* [Directions for this task]: Show every line containing "time" by copying it.

____

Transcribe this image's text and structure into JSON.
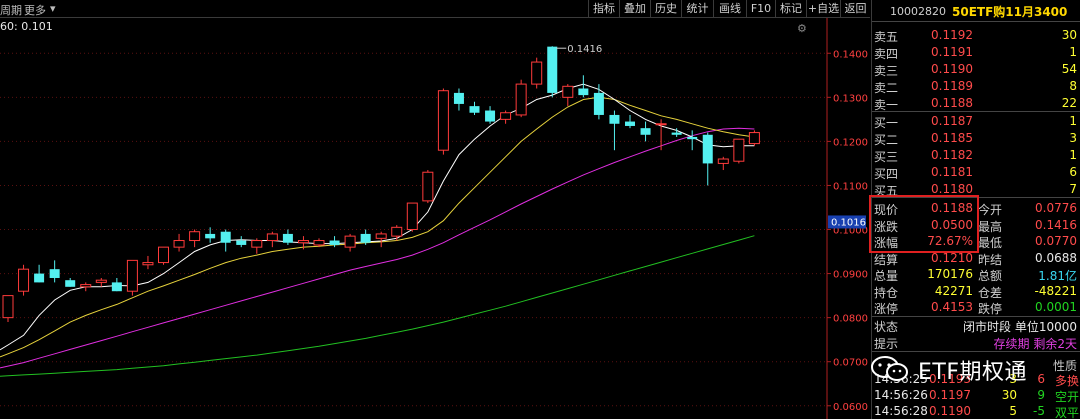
{
  "toolbar": {
    "left_label": "周期",
    "more_label": "更多",
    "buttons": [
      "指标",
      "叠加",
      "历史",
      "统计",
      "画线",
      "F10",
      "标记",
      "+自选",
      "返回"
    ]
  },
  "ma_label": "60: 0.101",
  "chart_data": {
    "type": "candlestick",
    "ylim": [
      0.057,
      0.148
    ],
    "y_ticks": [
      "0.1400",
      "0.1300",
      "0.1200",
      "0.1100",
      "0.1000",
      "0.0900",
      "0.0800",
      "0.0700",
      "0.0600"
    ],
    "tick_values": [
      0.14,
      0.13,
      0.12,
      0.11,
      0.1,
      0.09,
      0.08,
      0.07,
      0.06
    ],
    "current_value_tag": "0.1016",
    "high_label": "0.1416",
    "colors": {
      "up": "#ff3b3b",
      "down": "#54f0f0",
      "ma5": "#ffffff",
      "ma10": "#e6d23c",
      "ma20": "#e02ee0",
      "ma60": "#22c022"
    },
    "candles": [
      [
        0.08,
        0.085,
        0.079,
        0.085
      ],
      [
        0.086,
        0.092,
        0.085,
        0.091
      ],
      [
        0.09,
        0.092,
        0.088,
        0.088
      ],
      [
        0.091,
        0.093,
        0.088,
        0.089
      ],
      [
        0.0885,
        0.089,
        0.087,
        0.087
      ],
      [
        0.087,
        0.088,
        0.086,
        0.0875
      ],
      [
        0.088,
        0.089,
        0.087,
        0.0885
      ],
      [
        0.088,
        0.089,
        0.086,
        0.086
      ],
      [
        0.086,
        0.093,
        0.085,
        0.093
      ],
      [
        0.092,
        0.094,
        0.091,
        0.0925
      ],
      [
        0.0925,
        0.096,
        0.092,
        0.096
      ],
      [
        0.096,
        0.099,
        0.095,
        0.0975
      ],
      [
        0.0975,
        0.1,
        0.096,
        0.0995
      ],
      [
        0.099,
        0.1005,
        0.097,
        0.098
      ],
      [
        0.0995,
        0.1,
        0.095,
        0.097
      ],
      [
        0.0975,
        0.0985,
        0.096,
        0.0965
      ],
      [
        0.096,
        0.098,
        0.0945,
        0.0975
      ],
      [
        0.0975,
        0.0995,
        0.096,
        0.099
      ],
      [
        0.099,
        0.1,
        0.0965,
        0.097
      ],
      [
        0.097,
        0.0985,
        0.0955,
        0.0975
      ],
      [
        0.0965,
        0.098,
        0.096,
        0.0975
      ],
      [
        0.0975,
        0.0985,
        0.096,
        0.0965
      ],
      [
        0.096,
        0.099,
        0.095,
        0.0985
      ],
      [
        0.099,
        0.1,
        0.0965,
        0.097
      ],
      [
        0.098,
        0.0995,
        0.096,
        0.099
      ],
      [
        0.0985,
        0.101,
        0.0975,
        0.1005
      ],
      [
        0.1,
        0.106,
        0.0995,
        0.106
      ],
      [
        0.1065,
        0.1135,
        0.106,
        0.113
      ],
      [
        0.118,
        0.132,
        0.117,
        0.1315
      ],
      [
        0.131,
        0.132,
        0.127,
        0.1285
      ],
      [
        0.128,
        0.129,
        0.126,
        0.1265
      ],
      [
        0.127,
        0.128,
        0.124,
        0.1245
      ],
      [
        0.125,
        0.127,
        0.124,
        0.1265
      ],
      [
        0.126,
        0.134,
        0.1255,
        0.133
      ],
      [
        0.133,
        0.139,
        0.132,
        0.138
      ],
      [
        0.1415,
        0.1416,
        0.13,
        0.131
      ],
      [
        0.13,
        0.133,
        0.128,
        0.1325
      ],
      [
        0.132,
        0.135,
        0.13,
        0.1305
      ],
      [
        0.131,
        0.133,
        0.125,
        0.126
      ],
      [
        0.126,
        0.127,
        0.118,
        0.124
      ],
      [
        0.1245,
        0.126,
        0.123,
        0.1235
      ],
      [
        0.123,
        0.1245,
        0.12,
        0.1215
      ],
      [
        0.124,
        0.125,
        0.118,
        0.124
      ],
      [
        0.122,
        0.123,
        0.121,
        0.1215
      ],
      [
        0.121,
        0.1225,
        0.118,
        0.1205
      ],
      [
        0.1215,
        0.122,
        0.11,
        0.115
      ],
      [
        0.115,
        0.1165,
        0.1135,
        0.116
      ],
      [
        0.1155,
        0.1205,
        0.115,
        0.1205
      ],
      [
        0.1195,
        0.1225,
        0.119,
        0.122
      ]
    ],
    "ma5": [
      0.0738,
      0.076,
      0.0805,
      0.084,
      0.0862,
      0.087,
      0.087,
      0.0873,
      0.0872,
      0.088,
      0.09,
      0.0925,
      0.095,
      0.0965,
      0.0975,
      0.0977,
      0.0975,
      0.0975,
      0.0972,
      0.097,
      0.0968,
      0.0968,
      0.097,
      0.0972,
      0.0974,
      0.098,
      0.1,
      0.104,
      0.111,
      0.117,
      0.1205,
      0.1235,
      0.126,
      0.1275,
      0.1295,
      0.1305,
      0.132,
      0.133,
      0.1318,
      0.1295,
      0.127,
      0.125,
      0.1235,
      0.1225,
      0.121,
      0.1192,
      0.1188,
      0.119,
      0.119
    ],
    "ma10": [
      0.0718,
      0.0732,
      0.075,
      0.077,
      0.079,
      0.0805,
      0.0818,
      0.083,
      0.0845,
      0.086,
      0.0872,
      0.0885,
      0.0898,
      0.0912,
      0.0925,
      0.0935,
      0.0942,
      0.095,
      0.0955,
      0.096,
      0.0962,
      0.0965,
      0.0967,
      0.097,
      0.0972,
      0.0975,
      0.0982,
      0.0995,
      0.102,
      0.106,
      0.1095,
      0.113,
      0.1165,
      0.12,
      0.1228,
      0.1255,
      0.1278,
      0.1295,
      0.13,
      0.1295,
      0.1282,
      0.127,
      0.1258,
      0.125,
      0.124,
      0.123,
      0.1222,
      0.1215,
      0.121
    ],
    "ma20": [
      0.069,
      0.0698,
      0.0708,
      0.0718,
      0.0728,
      0.0738,
      0.0748,
      0.0758,
      0.0768,
      0.0778,
      0.0788,
      0.0798,
      0.0808,
      0.0818,
      0.0828,
      0.0838,
      0.0848,
      0.0858,
      0.0868,
      0.0878,
      0.0888,
      0.0898,
      0.0908,
      0.0916,
      0.0924,
      0.0932,
      0.0942,
      0.0955,
      0.097,
      0.0988,
      0.1005,
      0.1022,
      0.104,
      0.1058,
      0.1075,
      0.1092,
      0.1108,
      0.1124,
      0.1138,
      0.1152,
      0.1165,
      0.1178,
      0.119,
      0.1202,
      0.1213,
      0.1222,
      0.1228,
      0.123,
      0.1228
    ],
    "ma60": [
      0.0668,
      0.067,
      0.0672,
      0.0674,
      0.0676,
      0.0678,
      0.068,
      0.0682,
      0.0685,
      0.0688,
      0.0691,
      0.0695,
      0.0699,
      0.0703,
      0.0707,
      0.0711,
      0.0715,
      0.072,
      0.0725,
      0.073,
      0.0735,
      0.0741,
      0.0747,
      0.0753,
      0.076,
      0.0767,
      0.0774,
      0.0782,
      0.079,
      0.0799,
      0.0808,
      0.0817,
      0.0826,
      0.0836,
      0.0846,
      0.0856,
      0.0866,
      0.0876,
      0.0886,
      0.0896,
      0.0906,
      0.0916,
      0.0926,
      0.0936,
      0.0946,
      0.0956,
      0.0966,
      0.0976,
      0.0986
    ]
  },
  "quote": {
    "code": "10002820",
    "name": "50ETF购11月3400",
    "asks": [
      {
        "label": "卖五",
        "price": "0.1192",
        "vol": "30"
      },
      {
        "label": "卖四",
        "price": "0.1191",
        "vol": "1"
      },
      {
        "label": "卖三",
        "price": "0.1190",
        "vol": "54"
      },
      {
        "label": "卖二",
        "price": "0.1189",
        "vol": "8"
      },
      {
        "label": "卖一",
        "price": "0.1188",
        "vol": "22"
      }
    ],
    "bids": [
      {
        "label": "买一",
        "price": "0.1187",
        "vol": "1"
      },
      {
        "label": "买二",
        "price": "0.1185",
        "vol": "3"
      },
      {
        "label": "买三",
        "price": "0.1182",
        "vol": "1"
      },
      {
        "label": "买四",
        "price": "0.1181",
        "vol": "6"
      },
      {
        "label": "买五",
        "price": "0.1180",
        "vol": "7"
      }
    ],
    "stats": [
      {
        "k1": "现价",
        "v1": "0.1188",
        "c1": "red",
        "k2": "今开",
        "v2": "0.0776",
        "c2": "red"
      },
      {
        "k1": "涨跌",
        "v1": "0.0500",
        "c1": "red",
        "k2": "最高",
        "v2": "0.1416",
        "c2": "red"
      },
      {
        "k1": "涨幅",
        "v1": "72.67%",
        "c1": "red",
        "k2": "最低",
        "v2": "0.0770",
        "c2": "red"
      },
      {
        "k1": "结算",
        "v1": "0.1210",
        "c1": "red",
        "k2": "昨结",
        "v2": "0.0688",
        "c2": "white"
      },
      {
        "k1": "总量",
        "v1": "170176",
        "c1": "yellow",
        "k2": "总额",
        "v2": "1.81亿",
        "c2": "cyan"
      },
      {
        "k1": "持仓",
        "v1": "42271",
        "c1": "yellow",
        "k2": "仓差",
        "v2": "-48221",
        "c2": "yellow"
      },
      {
        "k1": "涨停",
        "v1": "0.4153",
        "c1": "red",
        "k2": "跌停",
        "v2": "0.0001",
        "c2": "green"
      }
    ],
    "status_label": "状态",
    "status_value": "闭市时段 单位10000",
    "hint_label": "提示",
    "hint_value": "存续期 剩余2天",
    "trades_header": "性质",
    "trades": [
      {
        "time": "14:56:25",
        "price": "0.1193",
        "vol": "3",
        "chg": "6",
        "nature": "多换",
        "chgColor": "red",
        "natColor": "red"
      },
      {
        "time": "14:56:26",
        "price": "0.1197",
        "vol": "30",
        "chg": "9",
        "nature": "空开",
        "chgColor": "green",
        "natColor": "green"
      },
      {
        "time": "14:56:28",
        "price": "0.1190",
        "vol": "5",
        "chg": "-5",
        "nature": "双平",
        "chgColor": "green",
        "natColor": "green"
      }
    ]
  },
  "watermark": "ETF期权通"
}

____

* [Solution to the exercise]:
        "time": "14:56:25",
        "time": "14:56:26",
        "time": "14:56:28",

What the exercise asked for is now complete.